Textabschnitt —

________

Am 27. November 2011 sind ca. 7,6 Millionen Bürgerinnen und Bürger in Baden-Württemberg stimmberechtigt. An der Volksabstimmung darf teilnehmen, wer am Abstimmungstag zum Landtag wahlberechtigt ist. Bei einer Landtagswahl sind die Bürger wahlberechtigt, die Deutsche im Sinne von Art. 116 Abs 1 des Grundgesetzes sind, am Wahltag das 18. Lebensjahr vollendet haben, seit mindestens drei Monaten in Baden-Württemberg wohnen (Stichtag 27. August 2011), nicht durch Gerichtsentscheid vom Wahlrecht ausgeschlossen sind und im Wählerverzeichnis ihrer Heimatgemeinde geführt werden.

Ein Antrag von Grünen und SPD, das von der Landesverfassung vorgeschriebene Quorum von einem Drittel auf ein Fünftel der Stimmberechtigten zu senken, erreichte nicht die notwendige verfassungsändernde Zweidrittelmehrheit im Landtag und wurde abgelehnt.

Es müssen also bei der Volksabstimmung am 27. November 2011 etwas mehr als 2,5 Millionen Bürger mit "Ja" stimmen, damit das vom Landtag mit großer Mehrheit abgelehnte Ausstiegsgesetz dennoch gültig wird. Auf die Grünen, die als einzige Partei Stuttgart 21 geschlossen ablehnen, entfielen bei der Landtagswahl am 27. März 2011 bei einer Wahlbeteiligung von 66,3 Prozent etwa 1,2 Millionen Stimmen.

Volksabstimmungen in der Landesverfassung

Die Verfassung des Landes Baden-Württemberg vom 11. November 1953 sieht ausdrücklich die Möglichkeit zu Volksbegehren und Volksabstimmungen vor:

Artikel 59

(1) Gesetzesvorlagen werden von der Regierung, von Abgeordneten oder vom Volk durch Volksbegehren eingebracht.

(2) Dem Volksbegehren muss ein ausgearbeiteter und mit Gründen versehener Gesetzentwurf zu Grunde liegen. Das Volksbegehren ist zu Stande gekommen, wenn es von mindestens einem Sechstel der Wahlberechtigten gestellt wird. Das Volksbegehren ist von der Regierung mit ihrer Stellungnahme unverzüglich dem Landtag zu unterbreiten.

________

Bereitgestellte Daten —
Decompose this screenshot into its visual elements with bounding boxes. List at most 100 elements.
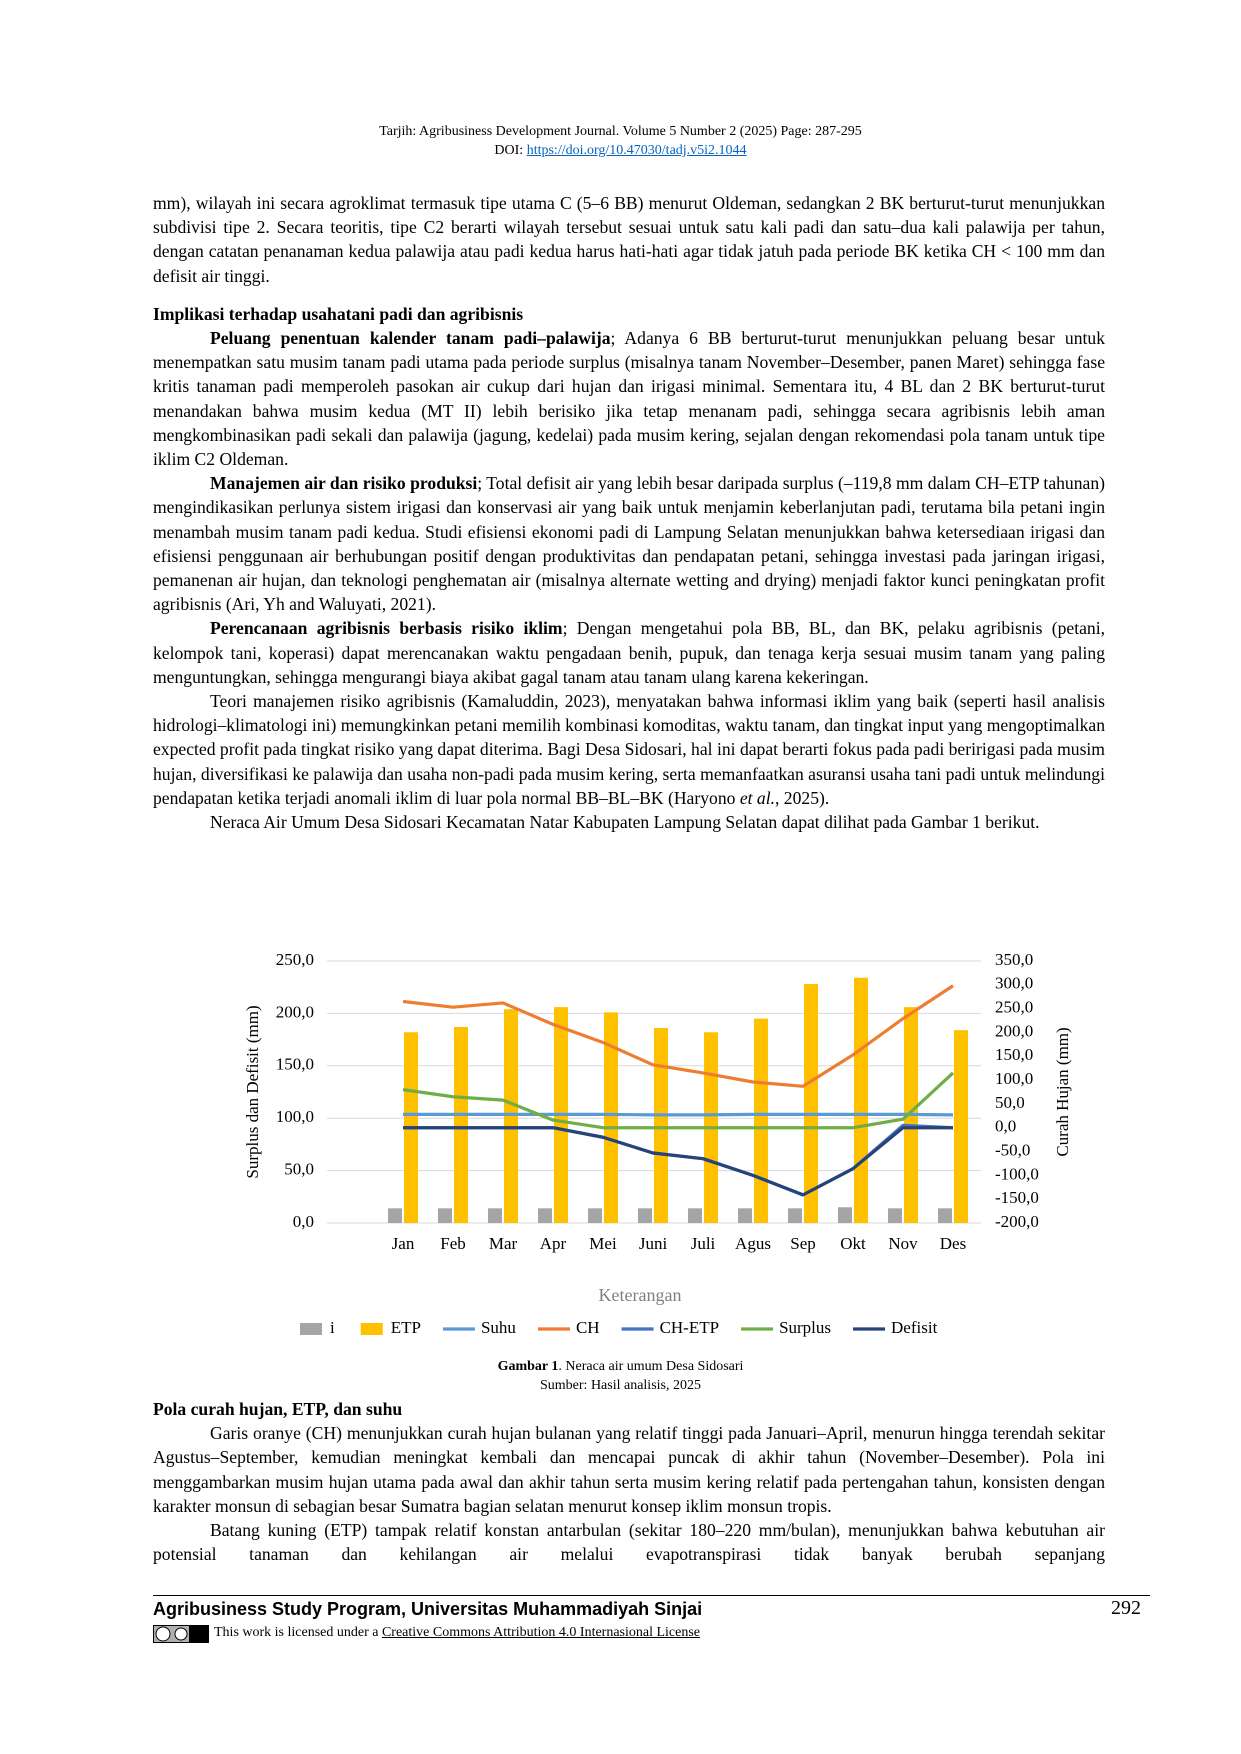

________

Aufgabenstellung — Gib bitte den Textabschnitt zur Volksabstimmung zwischen „(2) Dem Volksbegehren“ und „Landtag zu unterbreiten.“ einschließlich wörtlich wieder.

Ausgabe —
(2) Dem Volksbegehren muss ein ausgearbeiteter und mit Gründen versehener Gesetzentwurf zu Grunde liegen. Das Volksbegehren ist zu Stande gekommen, wenn es von mindestens einem Sechstel der Wahlberechtigten gestellt wird. Das Volksbegehren ist von der Regierung mit ihrer Stellungnahme unverzüglich dem Landtag zu unterbreiten.